#### [TASK STATEMENT]
Copy out each line of the material in which the word "title" appears.

** START DATA LISTING **

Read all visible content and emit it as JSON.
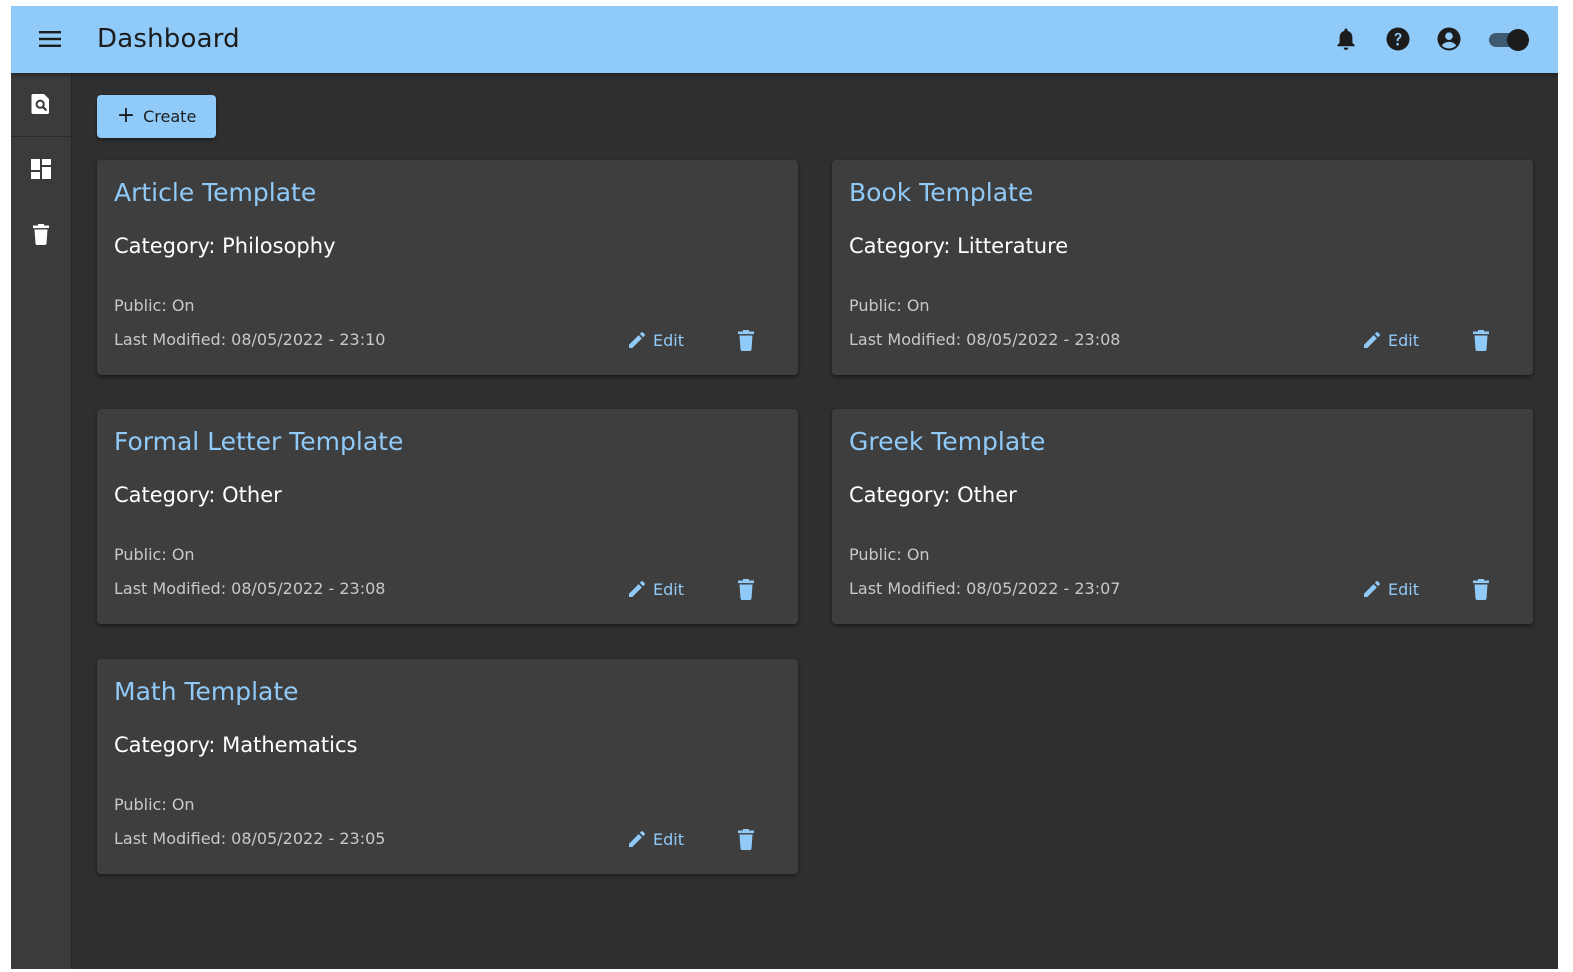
{
  "header": {
    "title": "Dashboard",
    "menu_icon": "hamburger-menu-icon",
    "icons": [
      "bell-icon",
      "help-circle-icon",
      "account-circle-icon"
    ],
    "theme_toggle": {
      "on": true
    }
  },
  "sidebar": {
    "items": [
      {
        "icon": "file-search-icon"
      },
      {
        "icon": "dashboard-icon"
      },
      {
        "icon": "trash-icon"
      }
    ]
  },
  "toolbar": {
    "create_label": "Create",
    "create_icon": "plus-icon"
  },
  "cards": [
    {
      "title": "Article Template",
      "category": "Category: Philosophy",
      "public": "Public: On",
      "modified": "Last Modified: 08/05/2022 - 23:10",
      "edit_label": "Edit"
    },
    {
      "title": "Book Template",
      "category": "Category: Litterature",
      "public": "Public: On",
      "modified": "Last Modified: 08/05/2022 - 23:08",
      "edit_label": "Edit"
    },
    {
      "title": "Formal Letter Template",
      "category": "Category: Other",
      "public": "Public: On",
      "modified": "Last Modified: 08/05/2022 - 23:08",
      "edit_label": "Edit"
    },
    {
      "title": "Greek Template",
      "category": "Category: Other",
      "public": "Public: On",
      "modified": "Last Modified: 08/05/2022 - 23:07",
      "edit_label": "Edit"
    },
    {
      "title": "Math Template",
      "category": "Category: Mathematics",
      "public": "Public: On",
      "modified": "Last Modified: 08/05/2022 - 23:05",
      "edit_label": "Edit"
    }
  ],
  "colors": {
    "accent": "#90caf9",
    "background": "#2f2f2f",
    "card": "#3e3e3e",
    "sidebar": "#3b3b3b"
  }
}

** END DATA LISTING **

#### [RESPONSE]
    "title": "Dashboard",
      "title": "Article Template",
      "title": "Book Template",
      "title": "Formal Letter Template",
      "title": "Greek Template",
      "title": "Math Template",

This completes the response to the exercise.